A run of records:
* Begin *

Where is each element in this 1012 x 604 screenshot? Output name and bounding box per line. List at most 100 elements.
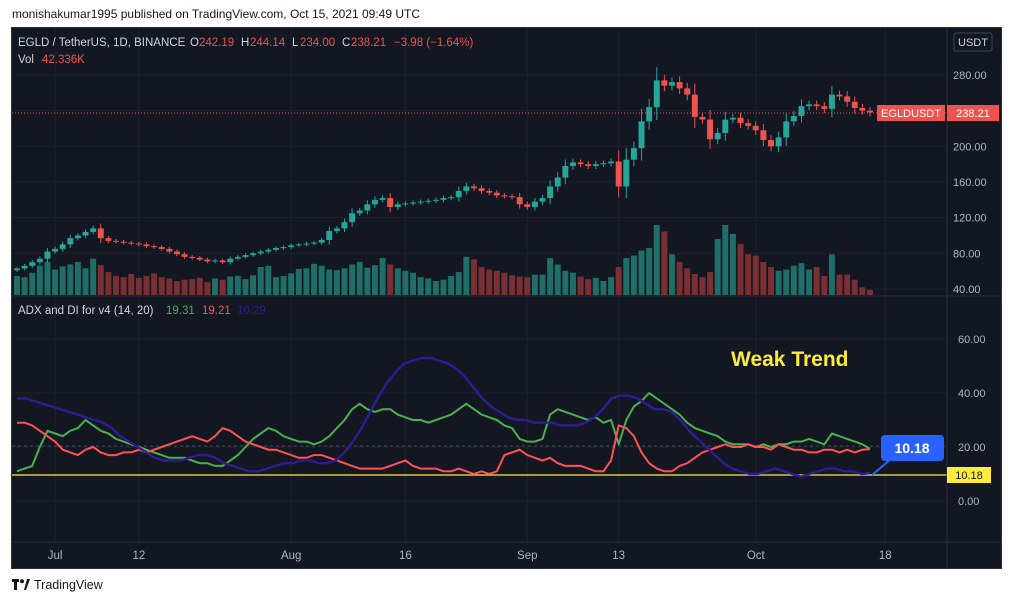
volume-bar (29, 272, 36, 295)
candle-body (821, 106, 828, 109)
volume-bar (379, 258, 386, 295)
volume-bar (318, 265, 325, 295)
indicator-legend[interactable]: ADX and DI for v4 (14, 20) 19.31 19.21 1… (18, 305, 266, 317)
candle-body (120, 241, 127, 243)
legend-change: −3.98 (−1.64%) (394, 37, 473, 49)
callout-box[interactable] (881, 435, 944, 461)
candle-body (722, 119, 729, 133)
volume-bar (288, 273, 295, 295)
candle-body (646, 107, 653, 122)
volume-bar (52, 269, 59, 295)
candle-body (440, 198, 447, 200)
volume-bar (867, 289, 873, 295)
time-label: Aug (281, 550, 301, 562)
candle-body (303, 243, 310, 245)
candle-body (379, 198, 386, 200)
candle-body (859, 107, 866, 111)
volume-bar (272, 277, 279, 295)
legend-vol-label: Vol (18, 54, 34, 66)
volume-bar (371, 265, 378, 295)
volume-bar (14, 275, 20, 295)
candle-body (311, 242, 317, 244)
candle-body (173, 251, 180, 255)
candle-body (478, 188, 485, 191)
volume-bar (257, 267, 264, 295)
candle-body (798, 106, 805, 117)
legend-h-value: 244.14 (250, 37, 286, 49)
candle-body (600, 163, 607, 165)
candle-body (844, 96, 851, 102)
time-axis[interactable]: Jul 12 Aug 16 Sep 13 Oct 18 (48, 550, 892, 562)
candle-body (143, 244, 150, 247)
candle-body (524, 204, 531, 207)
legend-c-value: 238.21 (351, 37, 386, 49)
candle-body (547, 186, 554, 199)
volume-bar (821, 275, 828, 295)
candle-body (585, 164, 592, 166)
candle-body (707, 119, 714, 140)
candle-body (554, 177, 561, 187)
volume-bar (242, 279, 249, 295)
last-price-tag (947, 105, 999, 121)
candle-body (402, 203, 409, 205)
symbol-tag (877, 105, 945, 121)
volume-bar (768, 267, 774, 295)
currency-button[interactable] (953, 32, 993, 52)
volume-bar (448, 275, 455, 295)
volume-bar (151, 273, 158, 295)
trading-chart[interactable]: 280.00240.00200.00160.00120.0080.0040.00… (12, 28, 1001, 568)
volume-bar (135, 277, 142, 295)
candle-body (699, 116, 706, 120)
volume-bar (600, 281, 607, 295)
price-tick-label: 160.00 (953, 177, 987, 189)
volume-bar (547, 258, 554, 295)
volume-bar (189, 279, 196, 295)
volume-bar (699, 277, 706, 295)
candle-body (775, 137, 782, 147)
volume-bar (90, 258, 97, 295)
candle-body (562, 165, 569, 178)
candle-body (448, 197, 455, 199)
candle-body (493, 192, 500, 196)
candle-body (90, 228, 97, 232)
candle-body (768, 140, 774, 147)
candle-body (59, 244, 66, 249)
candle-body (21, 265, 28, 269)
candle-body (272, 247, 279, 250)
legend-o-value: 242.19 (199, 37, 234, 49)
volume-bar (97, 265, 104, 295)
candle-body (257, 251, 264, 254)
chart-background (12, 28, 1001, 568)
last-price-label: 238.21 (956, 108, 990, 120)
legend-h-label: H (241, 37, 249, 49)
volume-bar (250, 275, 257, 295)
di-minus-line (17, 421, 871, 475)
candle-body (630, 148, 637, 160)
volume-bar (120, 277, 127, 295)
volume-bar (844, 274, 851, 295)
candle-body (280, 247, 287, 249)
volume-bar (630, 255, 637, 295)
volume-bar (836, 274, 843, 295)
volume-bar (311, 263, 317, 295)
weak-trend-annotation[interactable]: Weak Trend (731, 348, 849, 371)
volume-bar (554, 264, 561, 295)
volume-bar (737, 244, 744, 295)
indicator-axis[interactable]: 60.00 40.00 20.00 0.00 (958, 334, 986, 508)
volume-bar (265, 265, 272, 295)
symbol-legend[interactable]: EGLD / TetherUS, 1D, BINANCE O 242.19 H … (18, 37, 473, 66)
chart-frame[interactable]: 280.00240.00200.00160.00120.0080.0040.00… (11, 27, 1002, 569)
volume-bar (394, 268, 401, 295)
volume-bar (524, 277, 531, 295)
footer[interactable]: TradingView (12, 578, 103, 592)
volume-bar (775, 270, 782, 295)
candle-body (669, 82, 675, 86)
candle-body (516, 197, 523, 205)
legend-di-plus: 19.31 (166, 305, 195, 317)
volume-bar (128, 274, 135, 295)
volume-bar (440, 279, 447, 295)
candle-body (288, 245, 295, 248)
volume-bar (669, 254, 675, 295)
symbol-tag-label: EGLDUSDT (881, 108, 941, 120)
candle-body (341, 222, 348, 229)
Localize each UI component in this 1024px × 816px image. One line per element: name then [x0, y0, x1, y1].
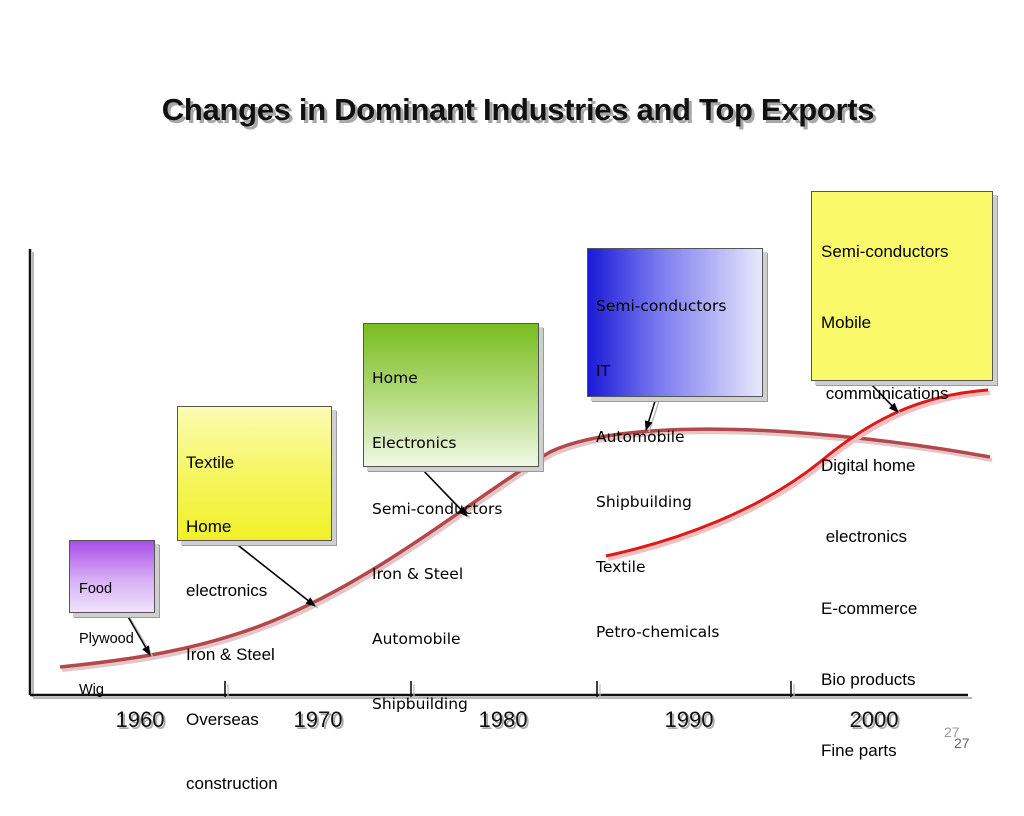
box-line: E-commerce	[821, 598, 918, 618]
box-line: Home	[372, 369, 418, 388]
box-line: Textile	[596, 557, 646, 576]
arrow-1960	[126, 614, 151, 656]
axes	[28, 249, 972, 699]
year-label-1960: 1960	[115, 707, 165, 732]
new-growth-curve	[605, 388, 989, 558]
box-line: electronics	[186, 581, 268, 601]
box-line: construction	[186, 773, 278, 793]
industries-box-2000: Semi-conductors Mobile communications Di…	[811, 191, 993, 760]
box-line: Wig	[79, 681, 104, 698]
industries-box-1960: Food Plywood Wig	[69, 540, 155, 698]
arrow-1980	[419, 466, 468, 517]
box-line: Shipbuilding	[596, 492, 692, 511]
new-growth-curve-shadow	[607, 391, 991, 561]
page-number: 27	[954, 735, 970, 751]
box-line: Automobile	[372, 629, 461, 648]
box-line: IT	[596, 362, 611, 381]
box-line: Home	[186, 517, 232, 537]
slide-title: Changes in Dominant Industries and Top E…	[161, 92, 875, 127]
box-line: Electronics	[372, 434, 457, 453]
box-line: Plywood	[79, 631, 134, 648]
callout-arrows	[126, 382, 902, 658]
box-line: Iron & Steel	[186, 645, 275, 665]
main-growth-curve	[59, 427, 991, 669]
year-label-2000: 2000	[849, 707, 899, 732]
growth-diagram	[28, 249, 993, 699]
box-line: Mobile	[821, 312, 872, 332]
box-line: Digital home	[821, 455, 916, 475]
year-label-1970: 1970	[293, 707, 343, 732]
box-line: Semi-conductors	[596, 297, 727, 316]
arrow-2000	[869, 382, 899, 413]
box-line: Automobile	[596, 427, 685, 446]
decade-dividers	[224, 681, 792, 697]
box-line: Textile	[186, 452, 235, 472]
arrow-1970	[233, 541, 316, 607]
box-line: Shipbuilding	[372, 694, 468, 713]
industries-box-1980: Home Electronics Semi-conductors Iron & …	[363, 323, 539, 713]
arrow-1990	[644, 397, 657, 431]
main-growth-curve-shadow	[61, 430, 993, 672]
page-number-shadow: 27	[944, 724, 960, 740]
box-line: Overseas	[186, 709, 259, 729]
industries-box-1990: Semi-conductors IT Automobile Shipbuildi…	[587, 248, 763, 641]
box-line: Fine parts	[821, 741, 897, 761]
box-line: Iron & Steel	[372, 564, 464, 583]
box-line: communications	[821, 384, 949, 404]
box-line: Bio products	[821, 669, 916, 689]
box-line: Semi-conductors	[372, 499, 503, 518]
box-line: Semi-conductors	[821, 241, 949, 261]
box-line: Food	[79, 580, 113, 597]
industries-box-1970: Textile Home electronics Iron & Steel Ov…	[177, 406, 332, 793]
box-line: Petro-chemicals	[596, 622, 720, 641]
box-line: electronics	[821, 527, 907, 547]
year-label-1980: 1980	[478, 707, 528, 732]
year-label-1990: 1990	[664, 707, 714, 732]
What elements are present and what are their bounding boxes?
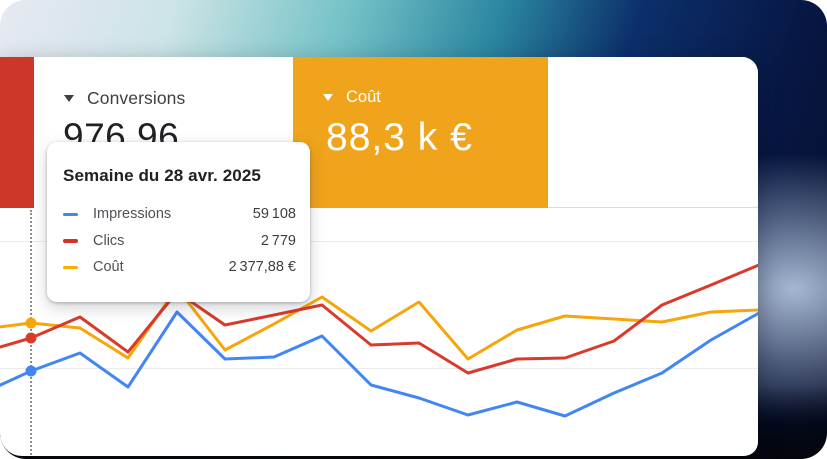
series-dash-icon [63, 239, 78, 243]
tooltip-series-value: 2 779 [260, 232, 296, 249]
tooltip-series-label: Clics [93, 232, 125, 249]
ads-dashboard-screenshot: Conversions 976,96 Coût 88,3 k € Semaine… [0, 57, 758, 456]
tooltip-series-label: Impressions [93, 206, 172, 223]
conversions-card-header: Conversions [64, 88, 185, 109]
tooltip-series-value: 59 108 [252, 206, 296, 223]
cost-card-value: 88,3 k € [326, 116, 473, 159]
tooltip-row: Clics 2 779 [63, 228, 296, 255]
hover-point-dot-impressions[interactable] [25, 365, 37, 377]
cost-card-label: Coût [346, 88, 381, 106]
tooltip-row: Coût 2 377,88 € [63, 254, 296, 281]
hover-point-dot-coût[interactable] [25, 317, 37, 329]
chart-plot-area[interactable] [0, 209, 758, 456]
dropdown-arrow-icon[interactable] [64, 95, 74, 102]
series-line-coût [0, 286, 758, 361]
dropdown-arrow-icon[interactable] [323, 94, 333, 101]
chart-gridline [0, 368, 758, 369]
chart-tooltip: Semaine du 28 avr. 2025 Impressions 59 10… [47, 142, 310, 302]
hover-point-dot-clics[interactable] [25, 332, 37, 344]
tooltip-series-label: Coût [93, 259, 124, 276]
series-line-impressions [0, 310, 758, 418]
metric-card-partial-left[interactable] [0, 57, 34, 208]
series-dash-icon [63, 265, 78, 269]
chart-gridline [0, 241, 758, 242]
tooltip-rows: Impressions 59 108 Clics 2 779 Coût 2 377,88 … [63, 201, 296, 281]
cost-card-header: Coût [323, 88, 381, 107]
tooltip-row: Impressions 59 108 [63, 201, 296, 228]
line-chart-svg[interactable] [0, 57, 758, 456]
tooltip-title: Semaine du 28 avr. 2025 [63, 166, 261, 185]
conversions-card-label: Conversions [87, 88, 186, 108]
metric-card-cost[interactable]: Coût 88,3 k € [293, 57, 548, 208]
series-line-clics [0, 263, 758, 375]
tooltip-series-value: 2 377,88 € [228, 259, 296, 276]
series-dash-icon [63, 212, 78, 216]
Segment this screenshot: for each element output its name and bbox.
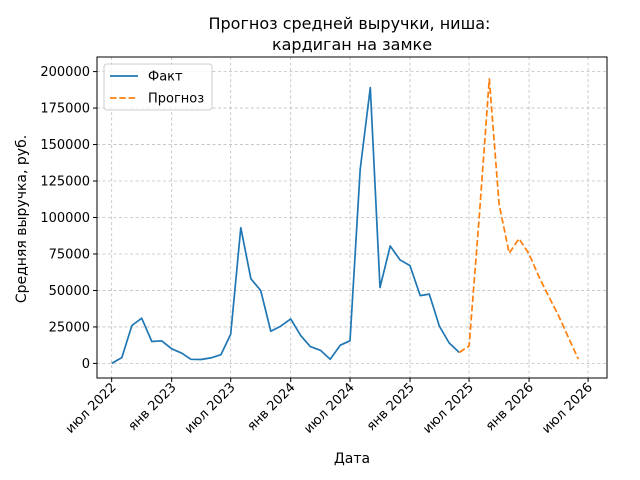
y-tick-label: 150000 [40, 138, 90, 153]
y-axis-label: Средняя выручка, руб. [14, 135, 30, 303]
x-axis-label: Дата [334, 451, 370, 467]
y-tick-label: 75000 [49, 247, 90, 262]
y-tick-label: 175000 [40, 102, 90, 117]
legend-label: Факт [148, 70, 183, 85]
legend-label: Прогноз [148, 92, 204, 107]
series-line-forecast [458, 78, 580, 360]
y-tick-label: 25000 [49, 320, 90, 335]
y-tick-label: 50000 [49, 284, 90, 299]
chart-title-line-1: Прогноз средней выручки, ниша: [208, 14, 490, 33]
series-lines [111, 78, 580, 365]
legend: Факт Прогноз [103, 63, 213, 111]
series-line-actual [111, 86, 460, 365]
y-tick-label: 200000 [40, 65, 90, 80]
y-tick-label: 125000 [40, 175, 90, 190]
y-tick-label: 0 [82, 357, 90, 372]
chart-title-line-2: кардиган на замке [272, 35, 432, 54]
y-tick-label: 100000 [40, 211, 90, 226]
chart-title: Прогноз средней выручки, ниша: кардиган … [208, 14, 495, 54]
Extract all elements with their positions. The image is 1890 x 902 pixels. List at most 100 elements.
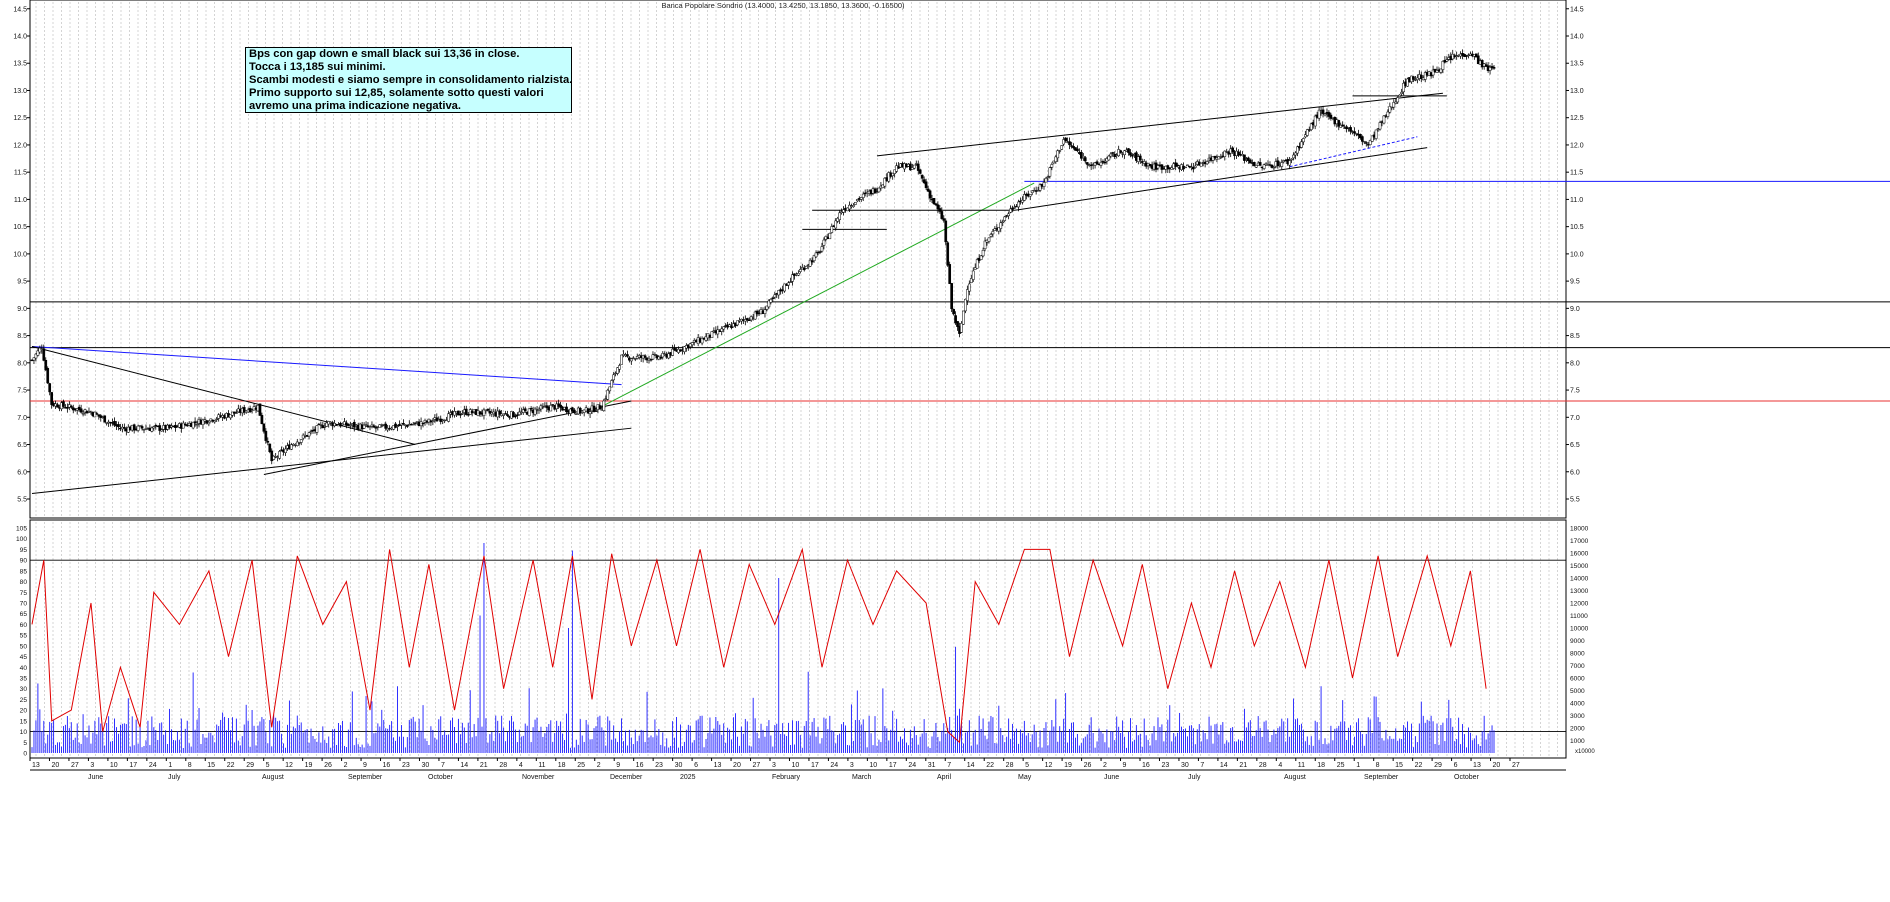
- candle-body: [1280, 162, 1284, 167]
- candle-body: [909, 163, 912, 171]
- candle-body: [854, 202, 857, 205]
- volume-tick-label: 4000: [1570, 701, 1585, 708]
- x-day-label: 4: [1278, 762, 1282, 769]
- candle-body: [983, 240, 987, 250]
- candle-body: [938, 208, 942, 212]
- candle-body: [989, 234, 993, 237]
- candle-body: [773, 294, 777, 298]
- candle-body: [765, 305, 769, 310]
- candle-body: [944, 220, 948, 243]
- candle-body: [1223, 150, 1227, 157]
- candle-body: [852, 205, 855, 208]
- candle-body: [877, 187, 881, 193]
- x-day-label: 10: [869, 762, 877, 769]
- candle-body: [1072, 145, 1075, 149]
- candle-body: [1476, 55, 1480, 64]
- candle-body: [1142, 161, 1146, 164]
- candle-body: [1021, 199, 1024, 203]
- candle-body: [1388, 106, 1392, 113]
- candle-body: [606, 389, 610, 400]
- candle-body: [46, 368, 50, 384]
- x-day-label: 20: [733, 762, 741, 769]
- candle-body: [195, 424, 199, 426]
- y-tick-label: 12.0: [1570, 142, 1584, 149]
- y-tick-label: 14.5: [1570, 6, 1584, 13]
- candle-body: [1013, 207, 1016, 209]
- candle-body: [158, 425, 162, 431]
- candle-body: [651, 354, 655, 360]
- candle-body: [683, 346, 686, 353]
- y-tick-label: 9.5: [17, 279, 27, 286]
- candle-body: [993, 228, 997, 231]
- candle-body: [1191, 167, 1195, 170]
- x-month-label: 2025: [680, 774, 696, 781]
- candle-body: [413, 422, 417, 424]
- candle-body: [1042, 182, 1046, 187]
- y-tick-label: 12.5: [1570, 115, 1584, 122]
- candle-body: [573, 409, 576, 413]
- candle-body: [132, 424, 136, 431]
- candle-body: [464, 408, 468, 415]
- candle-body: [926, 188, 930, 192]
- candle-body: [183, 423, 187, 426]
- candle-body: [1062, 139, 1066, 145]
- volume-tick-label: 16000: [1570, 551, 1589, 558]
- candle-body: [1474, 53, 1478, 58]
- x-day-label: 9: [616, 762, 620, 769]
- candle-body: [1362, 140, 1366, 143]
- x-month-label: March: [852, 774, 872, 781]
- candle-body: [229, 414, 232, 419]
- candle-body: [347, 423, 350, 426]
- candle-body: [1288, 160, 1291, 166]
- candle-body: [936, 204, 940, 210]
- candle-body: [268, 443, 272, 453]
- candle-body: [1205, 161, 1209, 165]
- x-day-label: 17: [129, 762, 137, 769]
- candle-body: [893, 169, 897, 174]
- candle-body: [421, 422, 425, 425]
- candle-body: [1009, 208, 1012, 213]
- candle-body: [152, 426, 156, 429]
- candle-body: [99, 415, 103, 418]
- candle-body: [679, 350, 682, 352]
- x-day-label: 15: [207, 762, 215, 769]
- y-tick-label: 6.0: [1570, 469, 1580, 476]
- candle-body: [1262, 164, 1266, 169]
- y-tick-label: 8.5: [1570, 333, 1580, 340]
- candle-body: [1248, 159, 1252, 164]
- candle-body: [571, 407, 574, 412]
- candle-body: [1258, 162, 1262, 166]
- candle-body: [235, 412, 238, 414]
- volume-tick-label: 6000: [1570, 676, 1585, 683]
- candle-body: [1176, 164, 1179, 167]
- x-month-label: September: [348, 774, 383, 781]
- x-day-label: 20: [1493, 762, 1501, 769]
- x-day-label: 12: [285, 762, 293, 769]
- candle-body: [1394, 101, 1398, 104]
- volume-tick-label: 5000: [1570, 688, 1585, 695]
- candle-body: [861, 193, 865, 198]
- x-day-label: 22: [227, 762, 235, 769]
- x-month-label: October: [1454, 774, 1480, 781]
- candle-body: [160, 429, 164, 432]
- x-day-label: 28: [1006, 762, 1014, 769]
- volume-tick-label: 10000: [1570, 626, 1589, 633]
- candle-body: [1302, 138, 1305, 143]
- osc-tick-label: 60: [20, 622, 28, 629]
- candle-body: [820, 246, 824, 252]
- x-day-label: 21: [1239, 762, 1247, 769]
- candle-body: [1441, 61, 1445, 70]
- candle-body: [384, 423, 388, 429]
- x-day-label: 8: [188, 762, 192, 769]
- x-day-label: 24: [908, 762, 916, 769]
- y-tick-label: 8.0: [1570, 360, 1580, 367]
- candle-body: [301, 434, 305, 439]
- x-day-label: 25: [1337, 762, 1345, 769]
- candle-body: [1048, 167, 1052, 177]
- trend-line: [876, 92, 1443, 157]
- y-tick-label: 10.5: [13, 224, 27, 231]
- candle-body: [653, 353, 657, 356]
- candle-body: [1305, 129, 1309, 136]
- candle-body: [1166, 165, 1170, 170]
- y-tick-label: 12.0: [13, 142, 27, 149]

* End *

Directive
Copy out the lines above from the one containing "volume-bar (29, 272, 36, 295)" through the one containing "legend-change: −3.98 (−1.64%)", both included, with no changes.

Answer to this problem
volume-bar (29, 272, 36, 295)
candle-body (821, 106, 828, 109)
volume-bar (379, 258, 386, 295)
volume-bar (318, 265, 325, 295)
indicator-legend[interactable]: ADX and DI for v4 (14, 20) 19.31 19.21 1… (18, 305, 266, 317)
candle-body (120, 241, 127, 243)
legend-change: −3.98 (−1.64%) (394, 37, 473, 49)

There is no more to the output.